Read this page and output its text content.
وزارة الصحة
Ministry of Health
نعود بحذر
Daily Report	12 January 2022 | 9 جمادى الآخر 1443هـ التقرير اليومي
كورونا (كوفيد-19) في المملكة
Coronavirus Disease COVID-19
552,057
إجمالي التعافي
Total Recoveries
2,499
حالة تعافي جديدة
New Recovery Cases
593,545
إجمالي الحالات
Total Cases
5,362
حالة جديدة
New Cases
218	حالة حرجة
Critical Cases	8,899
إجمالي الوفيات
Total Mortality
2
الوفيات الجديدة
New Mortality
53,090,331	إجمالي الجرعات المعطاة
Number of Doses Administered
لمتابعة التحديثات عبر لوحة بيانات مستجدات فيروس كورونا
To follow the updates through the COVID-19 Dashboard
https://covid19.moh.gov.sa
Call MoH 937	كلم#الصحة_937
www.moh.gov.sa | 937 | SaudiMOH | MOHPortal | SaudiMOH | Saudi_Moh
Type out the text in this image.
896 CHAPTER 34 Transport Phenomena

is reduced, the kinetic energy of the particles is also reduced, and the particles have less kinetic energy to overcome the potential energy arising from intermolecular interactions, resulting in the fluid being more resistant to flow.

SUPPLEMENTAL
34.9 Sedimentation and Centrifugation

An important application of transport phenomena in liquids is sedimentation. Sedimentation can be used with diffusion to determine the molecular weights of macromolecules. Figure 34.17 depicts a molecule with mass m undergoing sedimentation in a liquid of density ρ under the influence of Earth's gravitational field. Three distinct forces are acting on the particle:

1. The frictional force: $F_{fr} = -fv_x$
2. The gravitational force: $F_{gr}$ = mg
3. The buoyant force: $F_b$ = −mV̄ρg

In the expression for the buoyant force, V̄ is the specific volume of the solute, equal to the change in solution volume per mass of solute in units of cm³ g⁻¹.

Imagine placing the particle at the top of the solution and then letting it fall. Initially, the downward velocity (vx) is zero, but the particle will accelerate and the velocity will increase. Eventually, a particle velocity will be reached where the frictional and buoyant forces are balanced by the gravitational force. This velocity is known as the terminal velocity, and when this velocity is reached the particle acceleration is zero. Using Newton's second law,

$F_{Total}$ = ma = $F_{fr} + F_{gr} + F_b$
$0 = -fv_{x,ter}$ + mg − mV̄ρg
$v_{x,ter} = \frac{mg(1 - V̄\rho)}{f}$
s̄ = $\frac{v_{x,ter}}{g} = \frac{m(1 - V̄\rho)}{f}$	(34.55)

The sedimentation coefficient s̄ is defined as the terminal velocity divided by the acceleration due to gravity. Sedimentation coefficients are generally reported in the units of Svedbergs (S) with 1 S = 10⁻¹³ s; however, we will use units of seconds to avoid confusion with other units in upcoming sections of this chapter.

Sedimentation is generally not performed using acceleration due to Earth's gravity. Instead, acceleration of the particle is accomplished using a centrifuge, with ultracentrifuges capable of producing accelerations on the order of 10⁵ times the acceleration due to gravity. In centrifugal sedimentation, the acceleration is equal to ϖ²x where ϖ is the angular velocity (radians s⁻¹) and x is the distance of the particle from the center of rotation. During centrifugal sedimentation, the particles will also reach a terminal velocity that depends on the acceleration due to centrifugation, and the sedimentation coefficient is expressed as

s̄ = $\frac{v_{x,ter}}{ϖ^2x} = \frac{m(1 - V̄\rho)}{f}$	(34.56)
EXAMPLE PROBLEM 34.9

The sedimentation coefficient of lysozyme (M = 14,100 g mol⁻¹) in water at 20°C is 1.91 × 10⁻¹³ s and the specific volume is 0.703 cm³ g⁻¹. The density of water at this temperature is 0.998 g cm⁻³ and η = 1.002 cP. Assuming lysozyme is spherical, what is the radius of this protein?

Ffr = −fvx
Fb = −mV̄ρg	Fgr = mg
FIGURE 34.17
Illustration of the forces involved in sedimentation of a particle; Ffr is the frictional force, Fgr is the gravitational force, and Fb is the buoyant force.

# [REQUIREMENT]
Transcribe the whole listing with nothing added or left out.

# [EXPECTED ANSWER]
Read this page and output its text content.
وزارة الصحة
Ministry of Health
نعود بحذر
Daily Report	12 January 2022 | 9 جمادى الآخر 1443هـ التقرير اليومي
كورونا (كوفيد-19) في المملكة
Coronavirus Disease COVID-19
552,057
إجمالي التعافي
Total Recoveries
2,499
حالة تعافي جديدة
New Recovery Cases
593,545
إجمالي الحالات
Total Cases
5,362
حالة جديدة
New Cases
218	حالة حرجة
Critical Cases	8,899
إجمالي الوفيات
Total Mortality
2
الوفيات الجديدة
New Mortality
53,090,331	إجمالي الجرعات المعطاة
Number of Doses Administered
لمتابعة التحديثات عبر لوحة بيانات مستجدات فيروس كورونا
To follow the updates through the COVID-19 Dashboard
https://covid19.moh.gov.sa
Call MoH 937	كلم#الصحة_937
www.moh.gov.sa | 937 | SaudiMOH | MOHPortal | SaudiMOH | Saudi_Moh
Type out the text in this image.
896 CHAPTER 34 Transport Phenomena

is reduced, the kinetic energy of the particles is also reduced, and the particles have less kinetic energy to overcome the potential energy arising from intermolecular interactions, resulting in the fluid being more resistant to flow.

SUPPLEMENTAL
34.9 Sedimentation and Centrifugation

An important application of transport phenomena in liquids is sedimentation. Sedimentation can be used with diffusion to determine the molecular weights of macromolecules. Figure 34.17 depicts a molecule with mass m undergoing sedimentation in a liquid of density ρ under the influence of Earth's gravitational field. Three distinct forces are acting on the particle:

1. The frictional force: $F_{fr} = -fv_x$
2. The gravitational force: $F_{gr}$ = mg
3. The buoyant force: $F_b$ = −mV̄ρg

In the expression for the buoyant force, V̄ is the specific volume of the solute, equal to the change in solution volume per mass of solute in units of cm³ g⁻¹.

Imagine placing the particle at the top of the solution and then letting it fall. Initially, the downward velocity (vx) is zero, but the particle will accelerate and the velocity will increase. Eventually, a particle velocity will be reached where the frictional and buoyant forces are balanced by the gravitational force. This velocity is known as the terminal velocity, and when this velocity is reached the particle acceleration is zero. Using Newton's second law,

$F_{Total}$ = ma = $F_{fr} + F_{gr} + F_b$
$0 = -fv_{x,ter}$ + mg − mV̄ρg
$v_{x,ter} = \frac{mg(1 - V̄\rho)}{f}$
s̄ = $\frac{v_{x,ter}}{g} = \frac{m(1 - V̄\rho)}{f}$	(34.55)

The sedimentation coefficient s̄ is defined as the terminal velocity divided by the acceleration due to gravity. Sedimentation coefficients are generally reported in the units of Svedbergs (S) with 1 S = 10⁻¹³ s; however, we will use units of seconds to avoid confusion with other units in upcoming sections of this chapter.

Sedimentation is generally not performed using acceleration due to Earth's gravity. Instead, acceleration of the particle is accomplished using a centrifuge, with ultracentrifuges capable of producing accelerations on the order of 10⁵ times the acceleration due to gravity. In centrifugal sedimentation, the acceleration is equal to ϖ²x where ϖ is the angular velocity (radians s⁻¹) and x is the distance of the particle from the center of rotation. During centrifugal sedimentation, the particles will also reach a terminal velocity that depends on the acceleration due to centrifugation, and the sedimentation coefficient is expressed as

s̄ = $\frac{v_{x,ter}}{ϖ^2x} = \frac{m(1 - V̄\rho)}{f}$	(34.56)
EXAMPLE PROBLEM 34.9

The sedimentation coefficient of lysozyme (M = 14,100 g mol⁻¹) in water at 20°C is 1.91 × 10⁻¹³ s and the specific volume is 0.703 cm³ g⁻¹. The density of water at this temperature is 0.998 g cm⁻³ and η = 1.002 cP. Assuming lysozyme is spherical, what is the radius of this protein?

Ffr = −fvx
Fb = −mV̄ρg	Fgr = mg
FIGURE 34.17
Illustration of the forces involved in sedimentation of a particle; Ffr is the frictional force, Fgr is the gravitational force, and Fb is the buoyant force.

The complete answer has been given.